■ **To be done**
Count how many lines in the material below hold the word "screenshot"; the reply is that number alone.

Data extracted from a collection:
━━━━━━━━━━━━━━━━━━━━

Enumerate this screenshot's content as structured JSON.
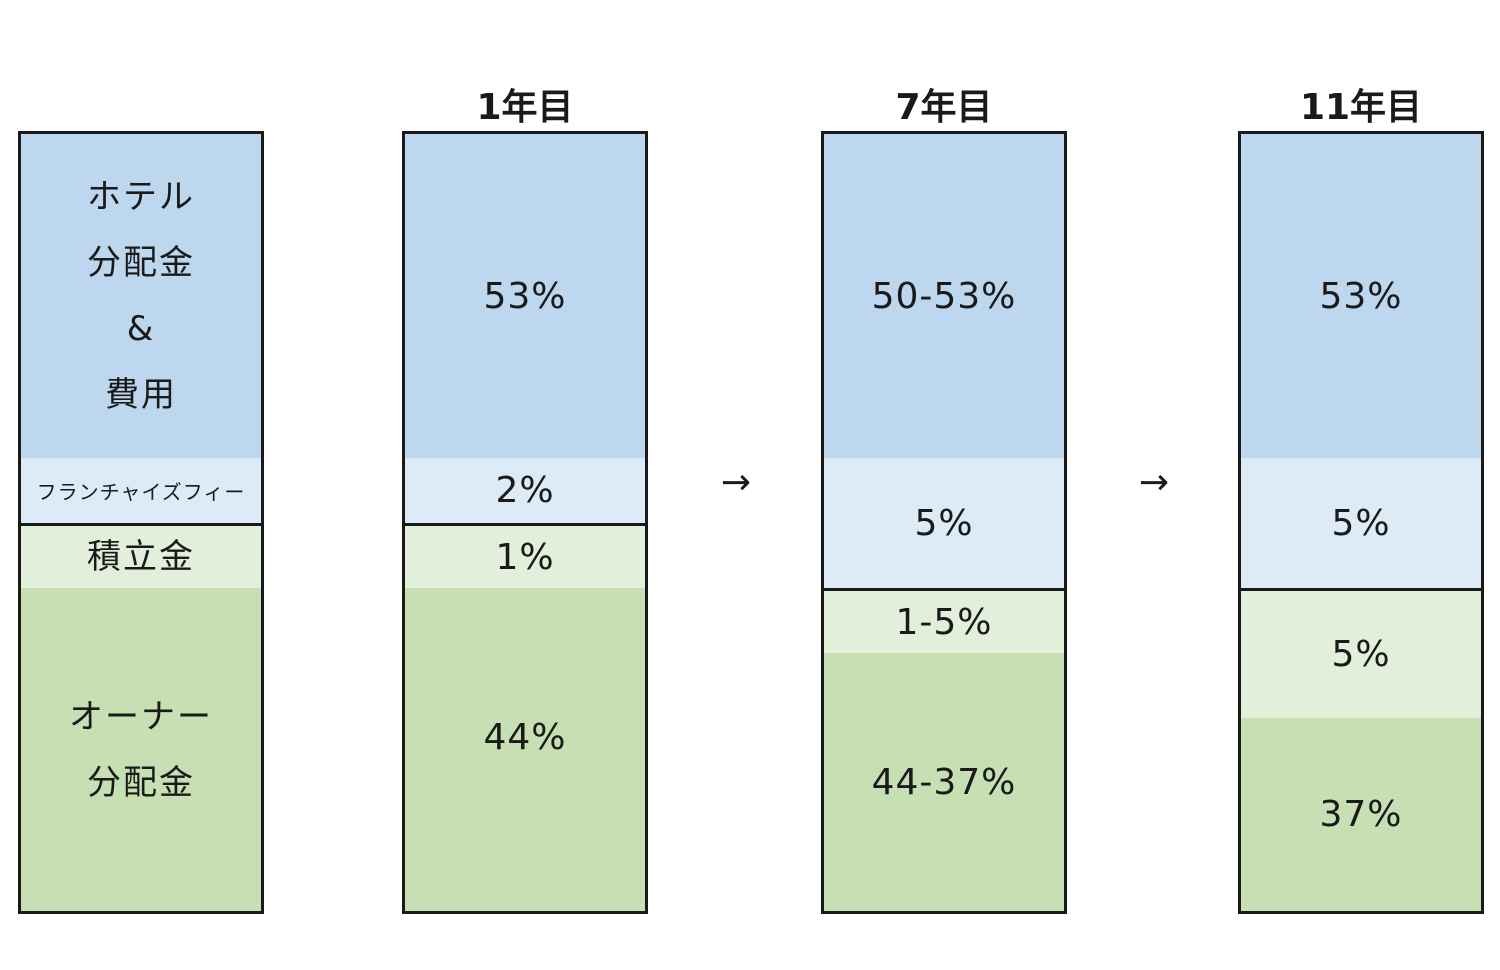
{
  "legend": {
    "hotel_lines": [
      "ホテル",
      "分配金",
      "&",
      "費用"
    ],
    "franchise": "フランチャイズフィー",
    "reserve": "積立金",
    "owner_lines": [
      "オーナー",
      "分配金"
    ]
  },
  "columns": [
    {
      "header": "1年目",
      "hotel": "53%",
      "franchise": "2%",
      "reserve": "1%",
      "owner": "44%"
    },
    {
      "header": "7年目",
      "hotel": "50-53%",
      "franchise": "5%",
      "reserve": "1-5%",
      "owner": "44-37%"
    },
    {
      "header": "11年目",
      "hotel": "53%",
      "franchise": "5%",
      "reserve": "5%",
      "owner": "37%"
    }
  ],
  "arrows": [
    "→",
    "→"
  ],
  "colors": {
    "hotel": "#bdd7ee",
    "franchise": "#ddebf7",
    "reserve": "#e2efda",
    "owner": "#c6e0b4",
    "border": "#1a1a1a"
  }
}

━━━━━━━━━━━━━━━━━━━━

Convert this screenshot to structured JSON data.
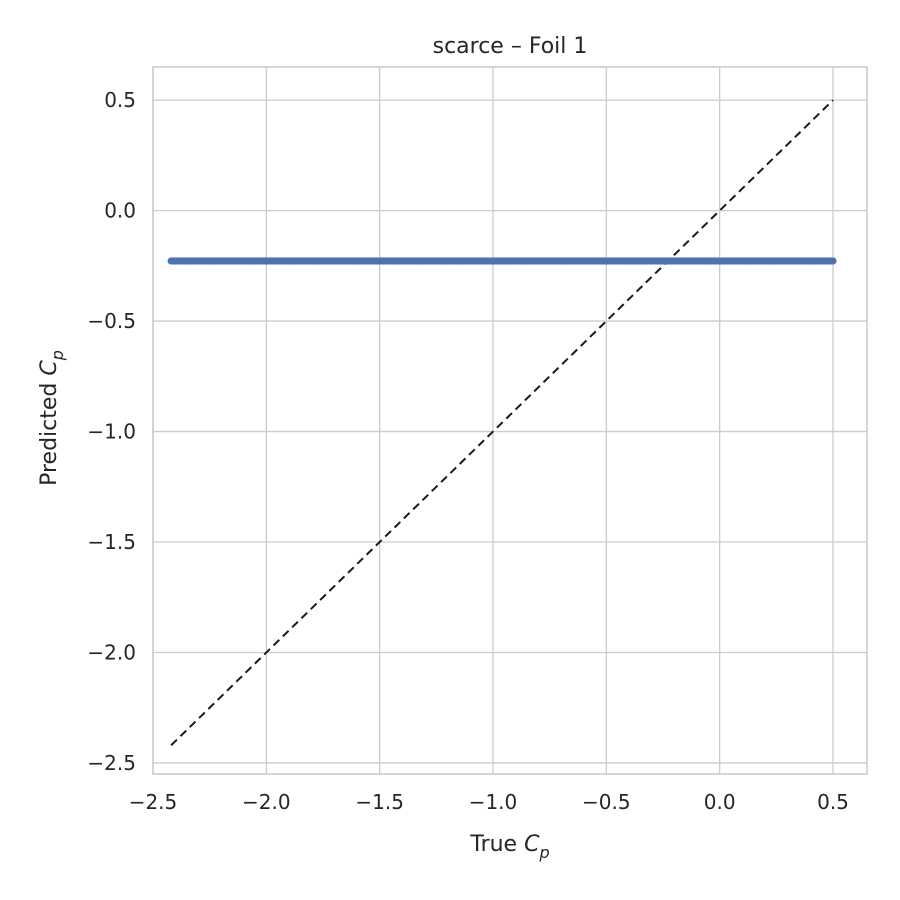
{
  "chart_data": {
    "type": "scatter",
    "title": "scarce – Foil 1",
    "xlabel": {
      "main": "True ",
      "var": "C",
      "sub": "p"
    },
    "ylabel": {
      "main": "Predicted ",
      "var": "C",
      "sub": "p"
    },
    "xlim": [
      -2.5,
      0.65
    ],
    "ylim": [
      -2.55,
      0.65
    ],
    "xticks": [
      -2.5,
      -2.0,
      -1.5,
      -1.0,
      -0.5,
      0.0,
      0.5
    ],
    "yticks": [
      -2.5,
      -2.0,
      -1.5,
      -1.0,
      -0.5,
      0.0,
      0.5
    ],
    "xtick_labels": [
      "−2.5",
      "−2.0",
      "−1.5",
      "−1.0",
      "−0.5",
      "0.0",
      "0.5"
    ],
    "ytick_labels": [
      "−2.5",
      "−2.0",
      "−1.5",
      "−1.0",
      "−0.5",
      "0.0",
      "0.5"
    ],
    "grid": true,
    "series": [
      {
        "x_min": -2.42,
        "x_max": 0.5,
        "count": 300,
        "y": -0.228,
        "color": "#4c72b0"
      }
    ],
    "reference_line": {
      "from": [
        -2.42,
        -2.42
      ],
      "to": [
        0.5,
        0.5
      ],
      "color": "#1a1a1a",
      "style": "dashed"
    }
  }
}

━━━━━━━━━━━━━━━━━━━━

■ **Correct result**
2